**What is being asked:**
Write out the entries below once more, exactly.

**Exercise inputs:**
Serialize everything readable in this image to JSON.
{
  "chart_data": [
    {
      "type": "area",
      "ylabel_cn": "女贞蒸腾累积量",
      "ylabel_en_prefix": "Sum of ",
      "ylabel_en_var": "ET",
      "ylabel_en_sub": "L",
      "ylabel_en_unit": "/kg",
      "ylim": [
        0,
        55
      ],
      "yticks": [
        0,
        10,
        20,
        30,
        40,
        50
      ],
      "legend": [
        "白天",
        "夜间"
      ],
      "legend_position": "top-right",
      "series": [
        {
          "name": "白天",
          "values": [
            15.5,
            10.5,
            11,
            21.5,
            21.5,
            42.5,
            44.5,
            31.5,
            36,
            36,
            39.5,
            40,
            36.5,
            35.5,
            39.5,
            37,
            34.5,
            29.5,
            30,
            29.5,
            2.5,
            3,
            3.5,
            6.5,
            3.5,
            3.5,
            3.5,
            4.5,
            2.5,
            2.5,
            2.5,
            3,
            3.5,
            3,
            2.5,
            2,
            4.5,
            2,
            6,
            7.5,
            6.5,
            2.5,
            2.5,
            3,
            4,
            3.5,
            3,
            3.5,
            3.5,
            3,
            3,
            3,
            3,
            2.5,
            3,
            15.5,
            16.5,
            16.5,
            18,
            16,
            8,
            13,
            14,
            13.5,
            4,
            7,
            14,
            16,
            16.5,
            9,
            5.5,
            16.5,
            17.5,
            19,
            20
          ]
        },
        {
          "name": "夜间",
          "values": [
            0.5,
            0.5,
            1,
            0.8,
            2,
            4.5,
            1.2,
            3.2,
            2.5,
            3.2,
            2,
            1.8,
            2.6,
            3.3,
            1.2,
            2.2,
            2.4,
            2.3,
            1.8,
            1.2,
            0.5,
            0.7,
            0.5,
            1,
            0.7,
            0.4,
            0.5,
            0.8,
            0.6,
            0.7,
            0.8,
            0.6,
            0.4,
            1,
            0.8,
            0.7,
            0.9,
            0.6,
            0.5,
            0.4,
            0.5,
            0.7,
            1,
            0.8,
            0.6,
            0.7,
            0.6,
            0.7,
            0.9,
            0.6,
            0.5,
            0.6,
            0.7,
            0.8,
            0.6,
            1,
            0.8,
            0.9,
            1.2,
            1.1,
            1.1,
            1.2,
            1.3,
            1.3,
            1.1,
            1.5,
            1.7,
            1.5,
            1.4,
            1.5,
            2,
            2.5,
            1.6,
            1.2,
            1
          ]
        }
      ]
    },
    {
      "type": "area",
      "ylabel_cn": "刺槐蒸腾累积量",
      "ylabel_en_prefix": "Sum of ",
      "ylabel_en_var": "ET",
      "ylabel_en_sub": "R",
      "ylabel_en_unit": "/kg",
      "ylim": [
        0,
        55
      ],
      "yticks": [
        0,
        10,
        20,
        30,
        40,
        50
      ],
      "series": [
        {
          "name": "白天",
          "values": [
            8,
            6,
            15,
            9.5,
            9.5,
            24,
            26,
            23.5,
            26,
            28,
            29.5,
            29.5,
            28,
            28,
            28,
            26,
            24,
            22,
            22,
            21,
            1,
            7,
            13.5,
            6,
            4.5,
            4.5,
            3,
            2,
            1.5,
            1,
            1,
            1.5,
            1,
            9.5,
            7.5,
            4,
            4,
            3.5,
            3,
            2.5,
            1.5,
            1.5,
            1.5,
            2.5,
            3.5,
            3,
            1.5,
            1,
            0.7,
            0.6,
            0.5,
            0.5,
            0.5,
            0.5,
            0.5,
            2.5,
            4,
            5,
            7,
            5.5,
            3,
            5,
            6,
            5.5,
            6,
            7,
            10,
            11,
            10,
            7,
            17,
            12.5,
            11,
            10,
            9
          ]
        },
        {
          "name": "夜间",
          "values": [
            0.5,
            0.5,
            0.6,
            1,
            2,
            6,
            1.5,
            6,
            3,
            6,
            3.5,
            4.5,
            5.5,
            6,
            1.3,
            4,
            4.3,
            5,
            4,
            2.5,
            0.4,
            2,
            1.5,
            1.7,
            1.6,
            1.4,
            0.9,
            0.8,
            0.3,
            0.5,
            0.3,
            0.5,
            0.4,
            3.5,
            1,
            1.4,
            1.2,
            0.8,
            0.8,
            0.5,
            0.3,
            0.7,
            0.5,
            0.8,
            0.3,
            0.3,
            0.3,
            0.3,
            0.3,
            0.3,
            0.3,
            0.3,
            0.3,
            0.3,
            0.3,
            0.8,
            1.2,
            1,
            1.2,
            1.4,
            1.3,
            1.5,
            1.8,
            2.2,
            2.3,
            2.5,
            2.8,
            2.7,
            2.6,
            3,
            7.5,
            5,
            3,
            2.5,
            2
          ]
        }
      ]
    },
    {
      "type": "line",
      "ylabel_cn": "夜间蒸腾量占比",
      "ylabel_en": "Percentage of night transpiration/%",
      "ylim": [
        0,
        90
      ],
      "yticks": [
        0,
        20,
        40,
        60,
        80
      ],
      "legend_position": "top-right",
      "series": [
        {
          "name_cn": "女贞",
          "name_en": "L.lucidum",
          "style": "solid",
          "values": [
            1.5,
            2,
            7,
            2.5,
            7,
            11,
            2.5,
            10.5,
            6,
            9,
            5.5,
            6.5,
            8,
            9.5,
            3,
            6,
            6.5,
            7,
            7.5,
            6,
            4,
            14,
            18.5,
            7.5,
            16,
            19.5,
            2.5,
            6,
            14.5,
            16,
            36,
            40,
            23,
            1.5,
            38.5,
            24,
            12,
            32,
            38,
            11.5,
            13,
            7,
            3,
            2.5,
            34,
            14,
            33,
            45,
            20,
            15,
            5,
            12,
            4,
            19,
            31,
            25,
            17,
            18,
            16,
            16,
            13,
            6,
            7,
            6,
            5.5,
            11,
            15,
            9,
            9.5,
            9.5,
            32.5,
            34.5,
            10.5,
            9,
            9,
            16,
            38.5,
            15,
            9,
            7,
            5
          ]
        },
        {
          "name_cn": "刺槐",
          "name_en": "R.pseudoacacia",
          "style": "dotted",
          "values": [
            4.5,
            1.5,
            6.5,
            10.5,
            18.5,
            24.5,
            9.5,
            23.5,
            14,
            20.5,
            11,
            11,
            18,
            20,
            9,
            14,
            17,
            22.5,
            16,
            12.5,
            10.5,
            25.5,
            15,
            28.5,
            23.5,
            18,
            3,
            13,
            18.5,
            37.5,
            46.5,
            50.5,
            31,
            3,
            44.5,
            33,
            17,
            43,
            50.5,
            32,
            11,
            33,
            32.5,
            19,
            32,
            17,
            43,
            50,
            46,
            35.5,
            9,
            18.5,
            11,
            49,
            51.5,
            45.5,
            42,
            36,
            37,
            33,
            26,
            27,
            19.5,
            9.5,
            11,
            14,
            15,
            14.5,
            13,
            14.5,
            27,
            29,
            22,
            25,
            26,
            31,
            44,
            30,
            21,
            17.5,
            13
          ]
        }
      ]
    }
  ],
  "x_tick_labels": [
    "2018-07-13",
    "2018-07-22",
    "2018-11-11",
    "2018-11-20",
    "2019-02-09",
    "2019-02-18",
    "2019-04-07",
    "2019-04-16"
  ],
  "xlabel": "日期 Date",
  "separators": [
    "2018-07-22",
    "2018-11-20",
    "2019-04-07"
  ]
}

**Result of this exercise:**
Serialize everything readable in this image to JSON.
{
  "chart_data": [
    {
      "type": "area",
      "ylabel_cn": "女贞蒸腾累积量",
      "ylabel_en_prefix": "Sum of ",
      "ylabel_en_var": "ET",
      "ylabel_en_sub": "L",
      "ylabel_en_unit": "/kg",
      "ylim": [
        0,
        55
      ],
      "yticks": [
        0,
        10,
        20,
        30,
        40,
        50
      ],
      "legend": [
        "白天",
        "夜间"
      ],
      "legend_position": "top-right",
      "series": [
        {
          "name": "白天",
          "values": [
            15.5,
            10.5,
            11,
            21.5,
            21.5,
            42.5,
            44.5,
            31.5,
            36,
            36,
            39.5,
            40,
            36.5,
            35.5,
            39.5,
            37,
            34.5,
            29.5,
            30,
            29.5,
            2.5,
            3,
            3.5,
            6.5,
            3.5,
            3.5,
            3.5,
            4.5,
            2.5,
            2.5,
            2.5,
            3,
            3.5,
            3,
            2.5,
            2,
            4.5,
            2,
            6,
            7.5,
            6.5,
            2.5,
            2.5,
            3,
            4,
            3.5,
            3,
            3.5,
            3.5,
            3,
            3,
            3,
            3,
            2.5,
            3,
            15.5,
            16.5,
            16.5,
            18,
            16,
            8,
            13,
            14,
            13.5,
            4,
            7,
            14,
            16,
            16.5,
            9,
            5.5,
            16.5,
            17.5,
            19,
            20
          ]
        },
        {
          "name": "夜间",
          "values": [
            0.5,
            0.5,
            1,
            0.8,
            2,
            4.5,
            1.2,
            3.2,
            2.5,
            3.2,
            2,
            1.8,
            2.6,
            3.3,
            1.2,
            2.2,
            2.4,
            2.3,
            1.8,
            1.2,
            0.5,
            0.7,
            0.5,
            1,
            0.7,
            0.4,
            0.5,
            0.8,
            0.6,
            0.7,
            0.8,
            0.6,
            0.4,
            1,
            0.8,
            0.7,
            0.9,
            0.6,
            0.5,
            0.4,
            0.5,
            0.7,
            1,
            0.8,
            0.6,
            0.7,
            0.6,
            0.7,
            0.9,
            0.6,
            0.5,
            0.6,
            0.7,
            0.8,
            0.6,
            1,
            0.8,
            0.9,
            1.2,
            1.1,
            1.1,
            1.2,
            1.3,
            1.3,
            1.1,
            1.5,
            1.7,
            1.5,
            1.4,
            1.5,
            2,
            2.5,
            1.6,
            1.2,
            1
          ]
        }
      ]
    },
    {
      "type": "area",
      "ylabel_cn": "刺槐蒸腾累积量",
      "ylabel_en_prefix": "Sum of ",
      "ylabel_en_var": "ET",
      "ylabel_en_sub": "R",
      "ylabel_en_unit": "/kg",
      "ylim": [
        0,
        55
      ],
      "yticks": [
        0,
        10,
        20,
        30,
        40,
        50
      ],
      "series": [
        {
          "name": "白天",
          "values": [
            8,
            6,
            15,
            9.5,
            9.5,
            24,
            26,
            23.5,
            26,
            28,
            29.5,
            29.5,
            28,
            28,
            28,
            26,
            24,
            22,
            22,
            21,
            1,
            7,
            13.5,
            6,
            4.5,
            4.5,
            3,
            2,
            1.5,
            1,
            1,
            1.5,
            1,
            9.5,
            7.5,
            4,
            4,
            3.5,
            3,
            2.5,
            1.5,
            1.5,
            1.5,
            2.5,
            3.5,
            3,
            1.5,
            1,
            0.7,
            0.6,
            0.5,
            0.5,
            0.5,
            0.5,
            0.5,
            2.5,
            4,
            5,
            7,
            5.5,
            3,
            5,
            6,
            5.5,
            6,
            7,
            10,
            11,
            10,
            7,
            17,
            12.5,
            11,
            10,
            9
          ]
        },
        {
          "name": "夜间",
          "values": [
            0.5,
            0.5,
            0.6,
            1,
            2,
            6,
            1.5,
            6,
            3,
            6,
            3.5,
            4.5,
            5.5,
            6,
            1.3,
            4,
            4.3,
            5,
            4,
            2.5,
            0.4,
            2,
            1.5,
            1.7,
            1.6,
            1.4,
            0.9,
            0.8,
            0.3,
            0.5,
            0.3,
            0.5,
            0.4,
            3.5,
            1,
            1.4,
            1.2,
            0.8,
            0.8,
            0.5,
            0.3,
            0.7,
            0.5,
            0.8,
            0.3,
            0.3,
            0.3,
            0.3,
            0.3,
            0.3,
            0.3,
            0.3,
            0.3,
            0.3,
            0.3,
            0.8,
            1.2,
            1,
            1.2,
            1.4,
            1.3,
            1.5,
            1.8,
            2.2,
            2.3,
            2.5,
            2.8,
            2.7,
            2.6,
            3,
            7.5,
            5,
            3,
            2.5,
            2
          ]
        }
      ]
    },
    {
      "type": "line",
      "ylabel_cn": "夜间蒸腾量占比",
      "ylabel_en": "Percentage of night transpiration/%",
      "ylim": [
        0,
        90
      ],
      "yticks": [
        0,
        20,
        40,
        60,
        80
      ],
      "legend_position": "top-right",
      "series": [
        {
          "name_cn": "女贞",
          "name_en": "L.lucidum",
          "style": "solid",
          "values": [
            1.5,
            2,
            7,
            2.5,
            7,
            11,
            2.5,
            10.5,
            6,
            9,
            5.5,
            6.5,
            8,
            9.5,
            3,
            6,
            6.5,
            7,
            7.5,
            6,
            4,
            14,
            18.5,
            7.5,
            16,
            19.5,
            2.5,
            6,
            14.5,
            16,
            36,
            40,
            23,
            1.5,
            38.5,
            24,
            12,
            32,
            38,
            11.5,
            13,
            7,
            3,
            2.5,
            34,
            14,
            33,
            45,
            20,
            15,
            5,
            12,
            4,
            19,
            31,
            25,
            17,
            18,
            16,
            16,
            13,
            6,
            7,
            6,
            5.5,
            11,
            15,
            9,
            9.5,
            9.5,
            32.5,
            34.5,
            10.5,
            9,
            9,
            16,
            38.5,
            15,
            9,
            7,
            5
          ]
        },
        {
          "name_cn": "刺槐",
          "name_en": "R.pseudoacacia",
          "style": "dotted",
          "values": [
            4.5,
            1.5,
            6.5,
            10.5,
            18.5,
            24.5,
            9.5,
            23.5,
            14,
            20.5,
            11,
            11,
            18,
            20,
            9,
            14,
            17,
            22.5,
            16,
            12.5,
            10.5,
            25.5,
            15,
            28.5,
            23.5,
            18,
            3,
            13,
            18.5,
            37.5,
            46.5,
            50.5,
            31,
            3,
            44.5,
            33,
            17,
            43,
            50.5,
            32,
            11,
            33,
            32.5,
            19,
            32,
            17,
            43,
            50,
            46,
            35.5,
            9,
            18.5,
            11,
            49,
            51.5,
            45.5,
            42,
            36,
            37,
            33,
            26,
            27,
            19.5,
            9.5,
            11,
            14,
            15,
            14.5,
            13,
            14.5,
            27,
            29,
            22,
            25,
            26,
            31,
            44,
            30,
            21,
            17.5,
            13
          ]
        }
      ]
    }
  ],
  "x_tick_labels": [
    "2018-07-13",
    "2018-07-22",
    "2018-11-11",
    "2018-11-20",
    "2019-02-09",
    "2019-02-18",
    "2019-04-07",
    "2019-04-16"
  ],
  "xlabel": "日期 Date",
  "separators": [
    "2018-07-22",
    "2018-11-20",
    "2019-04-07"
  ]
}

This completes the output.